(Records from a collection of figures)
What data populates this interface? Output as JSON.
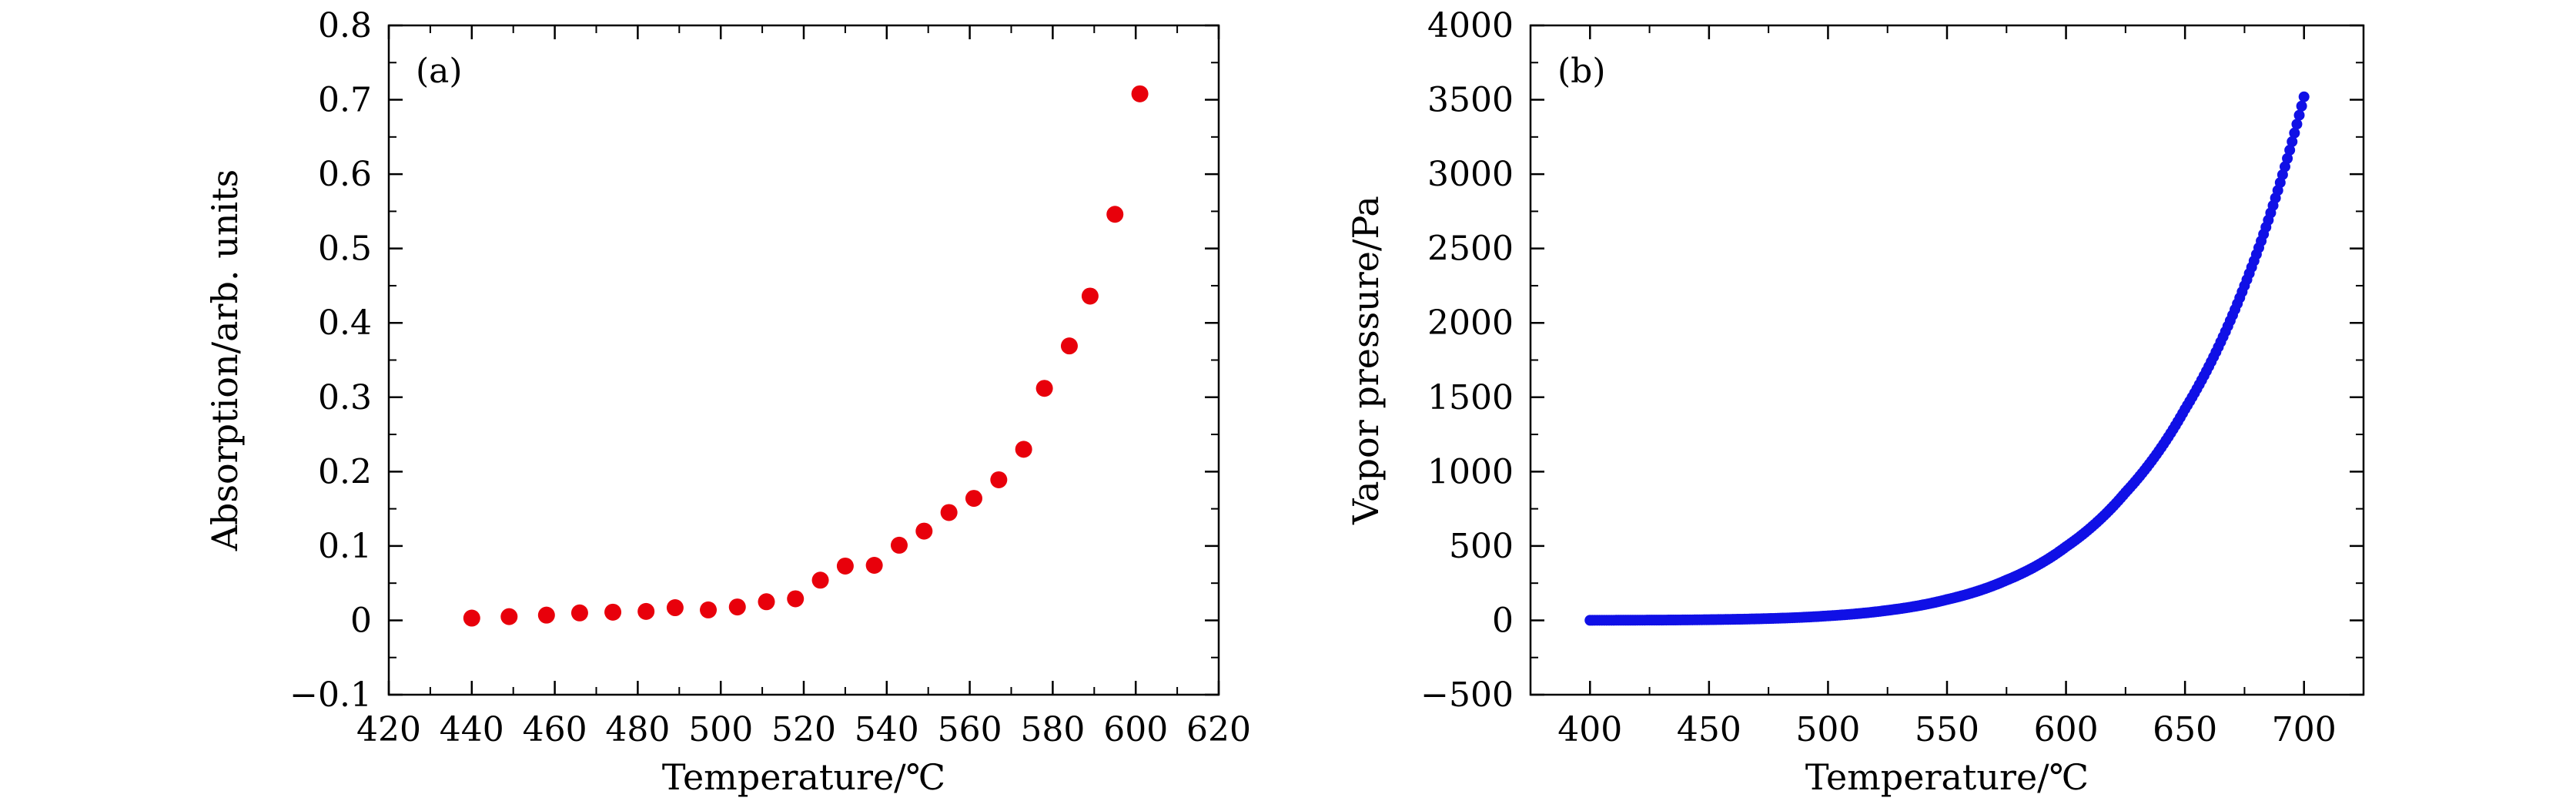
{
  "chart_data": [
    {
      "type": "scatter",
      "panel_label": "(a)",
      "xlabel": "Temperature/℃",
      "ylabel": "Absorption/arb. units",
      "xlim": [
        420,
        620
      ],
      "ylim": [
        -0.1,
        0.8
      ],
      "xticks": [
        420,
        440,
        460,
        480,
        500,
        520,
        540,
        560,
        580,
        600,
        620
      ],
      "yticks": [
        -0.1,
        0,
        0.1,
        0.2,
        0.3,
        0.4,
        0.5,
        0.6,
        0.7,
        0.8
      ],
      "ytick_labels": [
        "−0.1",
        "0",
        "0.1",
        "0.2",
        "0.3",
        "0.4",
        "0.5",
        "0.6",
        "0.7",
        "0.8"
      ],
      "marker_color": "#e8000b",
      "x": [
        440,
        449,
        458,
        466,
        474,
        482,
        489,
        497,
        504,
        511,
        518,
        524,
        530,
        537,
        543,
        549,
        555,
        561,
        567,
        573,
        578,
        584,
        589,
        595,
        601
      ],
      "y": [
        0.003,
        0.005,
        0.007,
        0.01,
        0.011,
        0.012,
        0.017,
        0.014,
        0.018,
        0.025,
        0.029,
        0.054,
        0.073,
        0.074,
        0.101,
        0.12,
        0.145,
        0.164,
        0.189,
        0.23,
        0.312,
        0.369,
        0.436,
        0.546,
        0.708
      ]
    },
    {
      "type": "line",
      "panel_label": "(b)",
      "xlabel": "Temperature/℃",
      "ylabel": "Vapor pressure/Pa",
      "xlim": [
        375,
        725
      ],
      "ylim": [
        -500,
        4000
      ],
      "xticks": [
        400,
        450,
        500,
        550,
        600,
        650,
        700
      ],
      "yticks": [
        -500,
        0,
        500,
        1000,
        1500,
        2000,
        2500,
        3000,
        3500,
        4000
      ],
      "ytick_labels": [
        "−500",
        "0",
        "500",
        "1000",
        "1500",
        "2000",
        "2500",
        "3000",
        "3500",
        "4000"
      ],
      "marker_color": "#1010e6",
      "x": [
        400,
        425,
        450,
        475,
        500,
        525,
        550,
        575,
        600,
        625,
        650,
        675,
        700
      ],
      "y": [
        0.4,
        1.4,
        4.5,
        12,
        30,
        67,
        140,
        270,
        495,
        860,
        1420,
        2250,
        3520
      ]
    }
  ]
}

STATED PROBLEM = Give every record again exactly, apart from the pictures, which stay out.

CORRECT ANSWER =
What data populates this interface? Output as JSON.
{
  "chart_data": [
    {
      "type": "scatter",
      "panel_label": "(a)",
      "xlabel": "Temperature/℃",
      "ylabel": "Absorption/arb. units",
      "xlim": [
        420,
        620
      ],
      "ylim": [
        -0.1,
        0.8
      ],
      "xticks": [
        420,
        440,
        460,
        480,
        500,
        520,
        540,
        560,
        580,
        600,
        620
      ],
      "yticks": [
        -0.1,
        0,
        0.1,
        0.2,
        0.3,
        0.4,
        0.5,
        0.6,
        0.7,
        0.8
      ],
      "ytick_labels": [
        "−0.1",
        "0",
        "0.1",
        "0.2",
        "0.3",
        "0.4",
        "0.5",
        "0.6",
        "0.7",
        "0.8"
      ],
      "marker_color": "#e8000b",
      "x": [
        440,
        449,
        458,
        466,
        474,
        482,
        489,
        497,
        504,
        511,
        518,
        524,
        530,
        537,
        543,
        549,
        555,
        561,
        567,
        573,
        578,
        584,
        589,
        595,
        601
      ],
      "y": [
        0.003,
        0.005,
        0.007,
        0.01,
        0.011,
        0.012,
        0.017,
        0.014,
        0.018,
        0.025,
        0.029,
        0.054,
        0.073,
        0.074,
        0.101,
        0.12,
        0.145,
        0.164,
        0.189,
        0.23,
        0.312,
        0.369,
        0.436,
        0.546,
        0.708
      ]
    },
    {
      "type": "line",
      "panel_label": "(b)",
      "xlabel": "Temperature/℃",
      "ylabel": "Vapor pressure/Pa",
      "xlim": [
        375,
        725
      ],
      "ylim": [
        -500,
        4000
      ],
      "xticks": [
        400,
        450,
        500,
        550,
        600,
        650,
        700
      ],
      "yticks": [
        -500,
        0,
        500,
        1000,
        1500,
        2000,
        2500,
        3000,
        3500,
        4000
      ],
      "ytick_labels": [
        "−500",
        "0",
        "500",
        "1000",
        "1500",
        "2000",
        "2500",
        "3000",
        "3500",
        "4000"
      ],
      "marker_color": "#1010e6",
      "x": [
        400,
        425,
        450,
        475,
        500,
        525,
        550,
        575,
        600,
        625,
        650,
        675,
        700
      ],
      "y": [
        0.4,
        1.4,
        4.5,
        12,
        30,
        67,
        140,
        270,
        495,
        860,
        1420,
        2250,
        3520
      ]
    }
  ]
}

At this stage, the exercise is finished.